Extracted records:

==*==

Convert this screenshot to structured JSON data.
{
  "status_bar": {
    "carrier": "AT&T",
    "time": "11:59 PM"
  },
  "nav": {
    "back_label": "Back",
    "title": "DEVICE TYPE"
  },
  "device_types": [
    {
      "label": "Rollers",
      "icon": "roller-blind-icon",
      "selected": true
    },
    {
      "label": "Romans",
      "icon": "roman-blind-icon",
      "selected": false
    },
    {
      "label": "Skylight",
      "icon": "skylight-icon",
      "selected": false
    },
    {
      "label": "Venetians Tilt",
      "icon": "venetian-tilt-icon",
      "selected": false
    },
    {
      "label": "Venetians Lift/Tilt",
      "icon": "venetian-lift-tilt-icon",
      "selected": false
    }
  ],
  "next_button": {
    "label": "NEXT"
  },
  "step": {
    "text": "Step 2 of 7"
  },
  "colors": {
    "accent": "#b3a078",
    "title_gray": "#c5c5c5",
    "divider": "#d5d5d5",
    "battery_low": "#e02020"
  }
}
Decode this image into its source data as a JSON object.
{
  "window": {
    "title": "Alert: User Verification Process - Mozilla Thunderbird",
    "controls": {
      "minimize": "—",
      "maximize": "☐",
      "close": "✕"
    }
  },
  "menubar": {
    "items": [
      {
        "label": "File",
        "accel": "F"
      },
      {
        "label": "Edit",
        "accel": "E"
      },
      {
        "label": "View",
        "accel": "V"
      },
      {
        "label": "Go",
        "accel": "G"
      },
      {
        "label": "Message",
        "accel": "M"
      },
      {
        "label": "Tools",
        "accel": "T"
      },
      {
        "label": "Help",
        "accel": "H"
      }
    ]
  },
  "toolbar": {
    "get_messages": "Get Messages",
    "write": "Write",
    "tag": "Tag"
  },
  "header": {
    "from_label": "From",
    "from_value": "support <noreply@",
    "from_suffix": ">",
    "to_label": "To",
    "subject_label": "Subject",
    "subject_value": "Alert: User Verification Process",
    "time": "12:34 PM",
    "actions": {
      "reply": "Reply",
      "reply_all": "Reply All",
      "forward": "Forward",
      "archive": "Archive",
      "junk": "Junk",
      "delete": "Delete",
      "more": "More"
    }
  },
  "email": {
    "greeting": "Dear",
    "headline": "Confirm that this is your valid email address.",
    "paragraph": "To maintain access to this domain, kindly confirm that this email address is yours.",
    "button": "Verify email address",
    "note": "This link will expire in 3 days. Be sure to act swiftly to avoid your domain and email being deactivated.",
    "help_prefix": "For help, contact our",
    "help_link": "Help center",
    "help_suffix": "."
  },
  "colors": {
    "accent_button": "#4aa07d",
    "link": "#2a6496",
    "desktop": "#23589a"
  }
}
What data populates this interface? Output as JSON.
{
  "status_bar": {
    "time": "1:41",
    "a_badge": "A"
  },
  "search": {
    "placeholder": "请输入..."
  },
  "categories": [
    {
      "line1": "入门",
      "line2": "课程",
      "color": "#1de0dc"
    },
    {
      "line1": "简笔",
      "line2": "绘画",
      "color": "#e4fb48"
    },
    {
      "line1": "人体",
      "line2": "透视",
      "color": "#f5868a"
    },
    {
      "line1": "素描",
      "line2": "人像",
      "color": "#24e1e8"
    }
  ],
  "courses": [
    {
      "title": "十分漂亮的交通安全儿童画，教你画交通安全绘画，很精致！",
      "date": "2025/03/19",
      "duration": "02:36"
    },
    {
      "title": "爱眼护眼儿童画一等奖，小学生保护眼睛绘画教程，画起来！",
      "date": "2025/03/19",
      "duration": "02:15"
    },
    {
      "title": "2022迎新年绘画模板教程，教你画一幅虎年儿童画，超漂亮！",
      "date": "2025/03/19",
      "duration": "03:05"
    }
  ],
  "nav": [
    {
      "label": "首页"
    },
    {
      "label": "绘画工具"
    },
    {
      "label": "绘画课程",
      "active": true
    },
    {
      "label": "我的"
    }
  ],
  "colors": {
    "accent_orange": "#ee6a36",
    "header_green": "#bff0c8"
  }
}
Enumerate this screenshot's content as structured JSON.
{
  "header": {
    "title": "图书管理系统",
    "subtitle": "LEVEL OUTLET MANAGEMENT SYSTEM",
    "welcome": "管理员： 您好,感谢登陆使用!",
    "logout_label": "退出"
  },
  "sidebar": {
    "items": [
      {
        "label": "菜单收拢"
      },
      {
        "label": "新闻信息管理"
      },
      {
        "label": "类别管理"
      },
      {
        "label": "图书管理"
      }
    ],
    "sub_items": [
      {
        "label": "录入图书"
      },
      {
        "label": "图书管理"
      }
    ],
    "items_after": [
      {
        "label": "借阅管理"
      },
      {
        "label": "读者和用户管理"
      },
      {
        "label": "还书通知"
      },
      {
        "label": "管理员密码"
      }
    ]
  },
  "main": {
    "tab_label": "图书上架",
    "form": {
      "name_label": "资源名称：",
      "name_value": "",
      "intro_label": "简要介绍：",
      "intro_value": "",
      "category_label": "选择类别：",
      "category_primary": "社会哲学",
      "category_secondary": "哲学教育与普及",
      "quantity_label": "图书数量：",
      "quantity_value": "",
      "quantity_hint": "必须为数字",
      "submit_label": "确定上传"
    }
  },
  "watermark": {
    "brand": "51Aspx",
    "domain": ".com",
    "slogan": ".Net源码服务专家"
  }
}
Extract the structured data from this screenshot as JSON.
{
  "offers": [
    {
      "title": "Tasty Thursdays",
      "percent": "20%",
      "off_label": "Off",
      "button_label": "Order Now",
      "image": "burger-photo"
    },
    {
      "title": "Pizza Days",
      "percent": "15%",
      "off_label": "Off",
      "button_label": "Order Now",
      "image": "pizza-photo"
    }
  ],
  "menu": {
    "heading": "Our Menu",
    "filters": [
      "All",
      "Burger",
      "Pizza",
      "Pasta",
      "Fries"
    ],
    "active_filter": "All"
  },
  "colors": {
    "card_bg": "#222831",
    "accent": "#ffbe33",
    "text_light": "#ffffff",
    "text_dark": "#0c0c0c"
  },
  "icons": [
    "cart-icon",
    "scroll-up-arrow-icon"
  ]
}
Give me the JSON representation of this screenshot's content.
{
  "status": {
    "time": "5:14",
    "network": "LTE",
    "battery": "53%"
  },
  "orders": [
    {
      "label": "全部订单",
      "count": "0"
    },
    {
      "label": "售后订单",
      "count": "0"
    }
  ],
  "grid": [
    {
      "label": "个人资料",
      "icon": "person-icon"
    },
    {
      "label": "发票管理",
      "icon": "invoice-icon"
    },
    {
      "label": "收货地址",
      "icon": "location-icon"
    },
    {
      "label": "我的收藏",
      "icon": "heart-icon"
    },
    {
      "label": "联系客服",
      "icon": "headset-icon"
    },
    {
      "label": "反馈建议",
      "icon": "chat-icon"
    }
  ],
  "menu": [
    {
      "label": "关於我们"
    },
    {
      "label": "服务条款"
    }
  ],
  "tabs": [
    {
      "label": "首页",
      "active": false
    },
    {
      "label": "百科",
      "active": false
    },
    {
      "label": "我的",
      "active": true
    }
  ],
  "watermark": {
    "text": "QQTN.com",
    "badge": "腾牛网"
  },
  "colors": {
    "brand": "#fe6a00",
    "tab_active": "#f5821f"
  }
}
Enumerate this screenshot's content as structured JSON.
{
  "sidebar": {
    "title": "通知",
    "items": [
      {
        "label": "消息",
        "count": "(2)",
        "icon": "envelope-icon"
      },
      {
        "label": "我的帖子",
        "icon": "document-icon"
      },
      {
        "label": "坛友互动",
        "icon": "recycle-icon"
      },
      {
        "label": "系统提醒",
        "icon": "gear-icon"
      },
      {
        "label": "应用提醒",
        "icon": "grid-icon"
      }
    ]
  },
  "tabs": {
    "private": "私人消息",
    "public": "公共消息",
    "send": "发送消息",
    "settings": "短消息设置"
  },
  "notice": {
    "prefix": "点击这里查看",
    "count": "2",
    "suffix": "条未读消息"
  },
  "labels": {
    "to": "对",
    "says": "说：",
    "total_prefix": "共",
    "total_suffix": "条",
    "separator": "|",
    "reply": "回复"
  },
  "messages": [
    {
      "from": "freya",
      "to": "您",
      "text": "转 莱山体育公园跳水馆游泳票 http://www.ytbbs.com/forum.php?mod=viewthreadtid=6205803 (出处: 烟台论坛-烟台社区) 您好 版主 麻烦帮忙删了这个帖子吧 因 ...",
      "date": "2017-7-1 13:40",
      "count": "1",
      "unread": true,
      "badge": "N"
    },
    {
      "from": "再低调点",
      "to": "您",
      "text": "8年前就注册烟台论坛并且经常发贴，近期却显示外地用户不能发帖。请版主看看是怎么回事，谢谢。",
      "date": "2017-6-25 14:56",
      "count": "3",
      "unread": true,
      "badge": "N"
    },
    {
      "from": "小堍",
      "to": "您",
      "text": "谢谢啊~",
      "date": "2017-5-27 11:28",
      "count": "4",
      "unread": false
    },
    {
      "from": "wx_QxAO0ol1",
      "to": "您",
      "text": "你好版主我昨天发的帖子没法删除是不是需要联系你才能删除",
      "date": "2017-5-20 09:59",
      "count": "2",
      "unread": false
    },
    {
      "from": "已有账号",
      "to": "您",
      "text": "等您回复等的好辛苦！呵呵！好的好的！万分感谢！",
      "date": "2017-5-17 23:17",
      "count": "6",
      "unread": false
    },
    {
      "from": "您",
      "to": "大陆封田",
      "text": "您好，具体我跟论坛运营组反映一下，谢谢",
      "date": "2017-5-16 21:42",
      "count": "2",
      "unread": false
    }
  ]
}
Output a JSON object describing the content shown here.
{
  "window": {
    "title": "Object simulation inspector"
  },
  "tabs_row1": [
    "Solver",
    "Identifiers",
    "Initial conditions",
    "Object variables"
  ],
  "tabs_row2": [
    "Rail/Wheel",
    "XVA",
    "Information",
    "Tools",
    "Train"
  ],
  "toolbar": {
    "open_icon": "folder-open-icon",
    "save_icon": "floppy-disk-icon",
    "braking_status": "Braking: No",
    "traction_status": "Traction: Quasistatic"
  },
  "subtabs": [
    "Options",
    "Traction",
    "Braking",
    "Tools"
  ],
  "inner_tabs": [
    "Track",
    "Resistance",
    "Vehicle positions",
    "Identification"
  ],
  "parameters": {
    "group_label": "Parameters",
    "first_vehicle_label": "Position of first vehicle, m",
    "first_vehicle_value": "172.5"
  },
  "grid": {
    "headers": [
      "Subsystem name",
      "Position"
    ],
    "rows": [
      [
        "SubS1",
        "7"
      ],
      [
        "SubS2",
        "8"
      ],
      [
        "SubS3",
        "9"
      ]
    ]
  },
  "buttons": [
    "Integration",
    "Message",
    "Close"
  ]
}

==*==

__Direction__
Within the listing above, find every line containing the string "structured" and return it.

__Exercise output__
Convert this screenshot to structured JSON data.
Enumerate this screenshot's content as structured JSON.
Extract the structured data from this screenshot as JSON.
Enumerate this screenshot's content as structured JSON.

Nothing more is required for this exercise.